━━━━━ Dataset records ━━━━━

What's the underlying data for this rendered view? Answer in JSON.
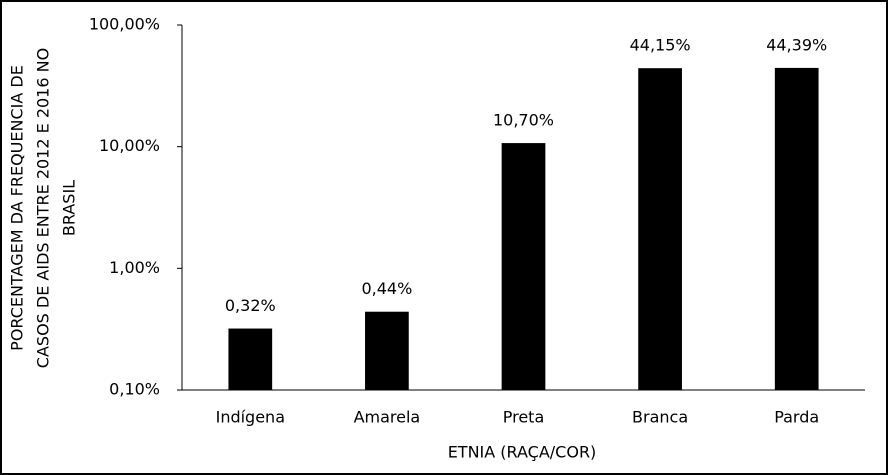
{
  "chart_data": {
    "type": "bar",
    "log_scale": true,
    "y_label": [
      "PORCENTAGEM DA FREQUENCIA DE",
      "CASOS DE AIDS ENTRE 2012 E 2016 NO",
      "BRASIL"
    ],
    "x_label": "ETNIA (RAÇA/COR)",
    "categories": [
      "Indígena",
      "Amarela",
      "Preta",
      "Branca",
      "Parda"
    ],
    "values": [
      0.32,
      0.44,
      10.7,
      44.15,
      44.39
    ],
    "value_labels": [
      "0,32%",
      "0,44%",
      "10,70%",
      "44,15%",
      "44,39%"
    ],
    "color": "#000000",
    "ylim": [
      0.1,
      100
    ],
    "yticks": [
      {
        "value": 0.1,
        "label": "0,10%"
      },
      {
        "value": 1,
        "label": "1,00%"
      },
      {
        "value": 10,
        "label": "10,00%"
      },
      {
        "value": 100,
        "label": "100,00%"
      }
    ],
    "grid": false
  }
}
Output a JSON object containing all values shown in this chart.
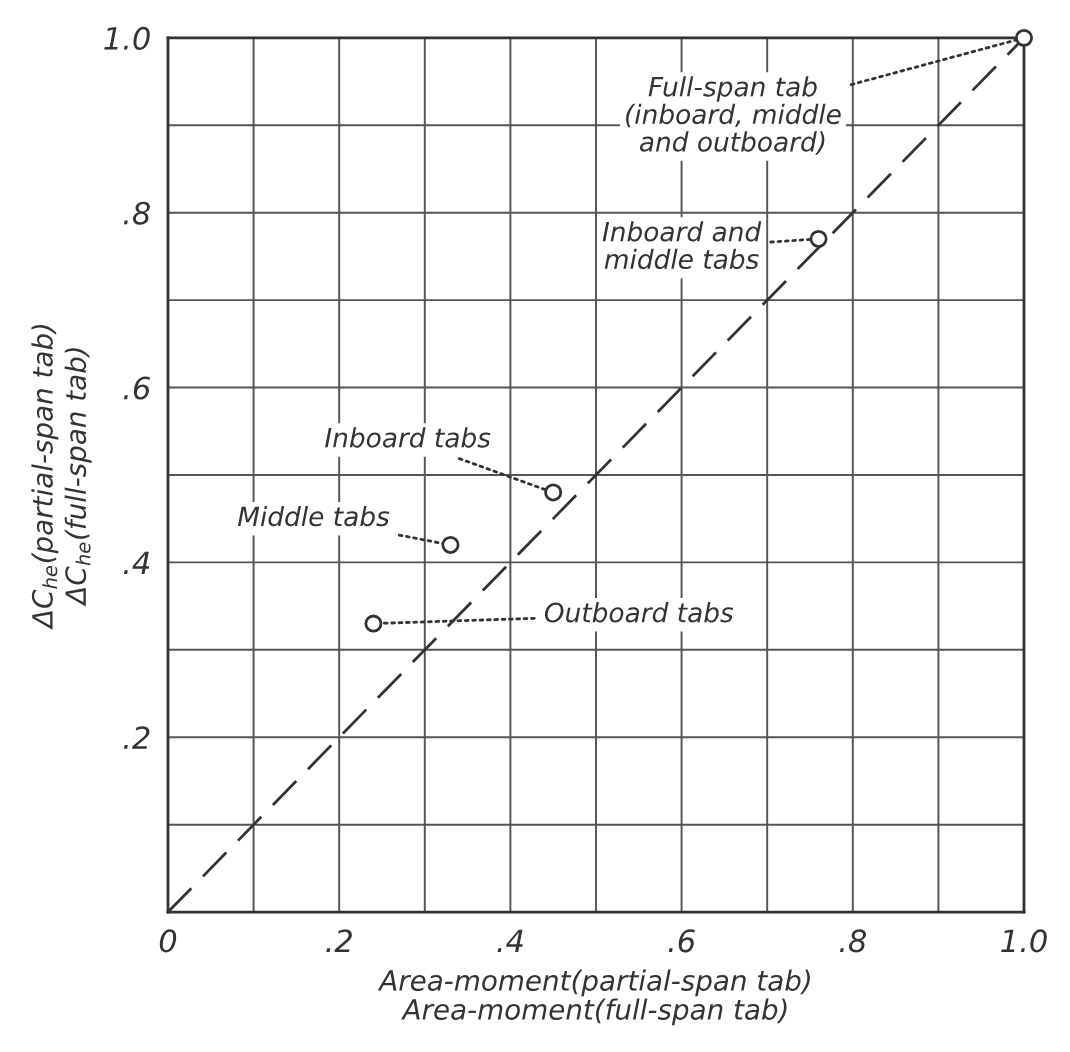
{
  "chart_data": {
    "type": "scatter",
    "xlabel": "Area-moment(partial-span tab)\nArea-moment(full-span tab)",
    "ylabel": "ΔC$_{he}$(partial-span tab)\nΔC$_{he}$(full-span tab)",
    "xlim": [
      0,
      1.0
    ],
    "ylim": [
      0,
      1.0
    ],
    "xticks": [
      0,
      {
        "value": 0.1,
        "label": null
      },
      {
        "value": 0.2,
        "label": ".2"
      },
      {
        "value": 0.3,
        "label": null
      },
      {
        "value": 0.4,
        "label": ".4"
      },
      {
        "value": 0.5,
        "label": null
      },
      {
        "value": 0.6,
        "label": ".6"
      },
      {
        "value": 0.7,
        "label": null
      },
      {
        "value": 0.8,
        "label": ".8"
      },
      {
        "value": 0.9,
        "label": null
      },
      {
        "value": 1.0,
        "label": "1.0"
      }
    ],
    "yticks": [
      {
        "value": 0,
        "label": null
      },
      {
        "value": 0.1,
        "label": null
      },
      {
        "value": 0.2,
        "label": ".2"
      },
      {
        "value": 0.3,
        "label": null
      },
      {
        "value": 0.4,
        "label": ".4"
      },
      {
        "value": 0.5,
        "label": null
      },
      {
        "value": 0.6,
        "label": ".6"
      },
      {
        "value": 0.7,
        "label": null
      },
      {
        "value": 0.8,
        "label": ".8"
      },
      {
        "value": 0.9,
        "label": null
      },
      {
        "value": 1.0,
        "label": "1.0"
      }
    ],
    "grid": true,
    "series": [
      {
        "color": "#333333",
        "marker": "circle",
        "x": [
          1.0,
          0.76,
          0.45,
          0.33,
          0.24
        ],
        "values": [
          1.0,
          0.77,
          0.48,
          0.42,
          0.33
        ]
      },
      {
        "type": "line",
        "color": "#333333",
        "line_style": "dashed",
        "marker": "none",
        "x": [
          0,
          1.0
        ],
        "values": [
          0,
          1.0
        ]
      }
    ],
    "annotations": [
      {
        "text": "Full-span tab\n(inboard, middle\nand outboard)",
        "x": 1.0,
        "y": 1.0
      },
      {
        "text": "Inboard and\nmiddle tabs",
        "x": 0.76,
        "y": 0.77
      },
      {
        "text": "Inboard tabs",
        "x": 0.45,
        "y": 0.48
      },
      {
        "text": "Middle tabs",
        "x": 0.33,
        "y": 0.42
      },
      {
        "text": "Outboard tabs",
        "x": 0.24,
        "y": 0.33
      }
    ]
  }
}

━━━━━

Your objective: All of the lines above should be retyped precisely, apart from the pictures.

Result of the exercise:
What's the underlying data for this rendered view? Answer in JSON.
{
  "chart_data": {
    "type": "bar",
    "log_scale": true,
    "y_label": [
      "PORCENTAGEM DA FREQUENCIA DE",
      "CASOS DE AIDS ENTRE 2012 E 2016 NO",
      "BRASIL"
    ],
    "x_label": "ETNIA (RAÇA/COR)",
    "categories": [
      "Indígena",
      "Amarela",
      "Preta",
      "Branca",
      "Parda"
    ],
    "values": [
      0.32,
      0.44,
      10.7,
      44.15,
      44.39
    ],
    "value_labels": [
      "0,32%",
      "0,44%",
      "10,70%",
      "44,15%",
      "44,39%"
    ],
    "color": "#000000",
    "ylim": [
      0.1,
      100
    ],
    "yticks": [
      {
        "value": 0.1,
        "label": "0,10%"
      },
      {
        "value": 1,
        "label": "1,00%"
      },
      {
        "value": 10,
        "label": "10,00%"
      },
      {
        "value": 100,
        "label": "100,00%"
      }
    ],
    "grid": false
  }
}
Output a JSON object containing all values shown in this chart.
{
  "chart_data": {
    "type": "scatter",
    "xlabel": "Area-moment(partial-span tab)\nArea-moment(full-span tab)",
    "ylabel": "ΔC$_{he}$(partial-span tab)\nΔC$_{he}$(full-span tab)",
    "xlim": [
      0,
      1.0
    ],
    "ylim": [
      0,
      1.0
    ],
    "xticks": [
      0,
      {
        "value": 0.1,
        "label": null
      },
      {
        "value": 0.2,
        "label": ".2"
      },
      {
        "value": 0.3,
        "label": null
      },
      {
        "value": 0.4,
        "label": ".4"
      },
      {
        "value": 0.5,
        "label": null
      },
      {
        "value": 0.6,
        "label": ".6"
      },
      {
        "value": 0.7,
        "label": null
      },
      {
        "value": 0.8,
        "label": ".8"
      },
      {
        "value": 0.9,
        "label": null
      },
      {
        "value": 1.0,
        "label": "1.0"
      }
    ],
    "yticks": [
      {
        "value": 0,
        "label": null
      },
      {
        "value": 0.1,
        "label": null
      },
      {
        "value": 0.2,
        "label": ".2"
      },
      {
        "value": 0.3,
        "label": null
      },
      {
        "value": 0.4,
        "label": ".4"
      },
      {
        "value": 0.5,
        "label": null
      },
      {
        "value": 0.6,
        "label": ".6"
      },
      {
        "value": 0.7,
        "label": null
      },
      {
        "value": 0.8,
        "label": ".8"
      },
      {
        "value": 0.9,
        "label": null
      },
      {
        "value": 1.0,
        "label": "1.0"
      }
    ],
    "grid": true,
    "series": [
      {
        "color": "#333333",
        "marker": "circle",
        "x": [
          1.0,
          0.76,
          0.45,
          0.33,
          0.24
        ],
        "values": [
          1.0,
          0.77,
          0.48,
          0.42,
          0.33
        ]
      },
      {
        "type": "line",
        "color": "#333333",
        "line_style": "dashed",
        "marker": "none",
        "x": [
          0,
          1.0
        ],
        "values": [
          0,
          1.0
        ]
      }
    ],
    "annotations": [
      {
        "text": "Full-span tab\n(inboard, middle\nand outboard)",
        "x": 1.0,
        "y": 1.0
      },
      {
        "text": "Inboard and\nmiddle tabs",
        "x": 0.76,
        "y": 0.77
      },
      {
        "text": "Inboard tabs",
        "x": 0.45,
        "y": 0.48
      },
      {
        "text": "Middle tabs",
        "x": 0.33,
        "y": 0.42
      },
      {
        "text": "Outboard tabs",
        "x": 0.24,
        "y": 0.33
      }
    ]
  }
}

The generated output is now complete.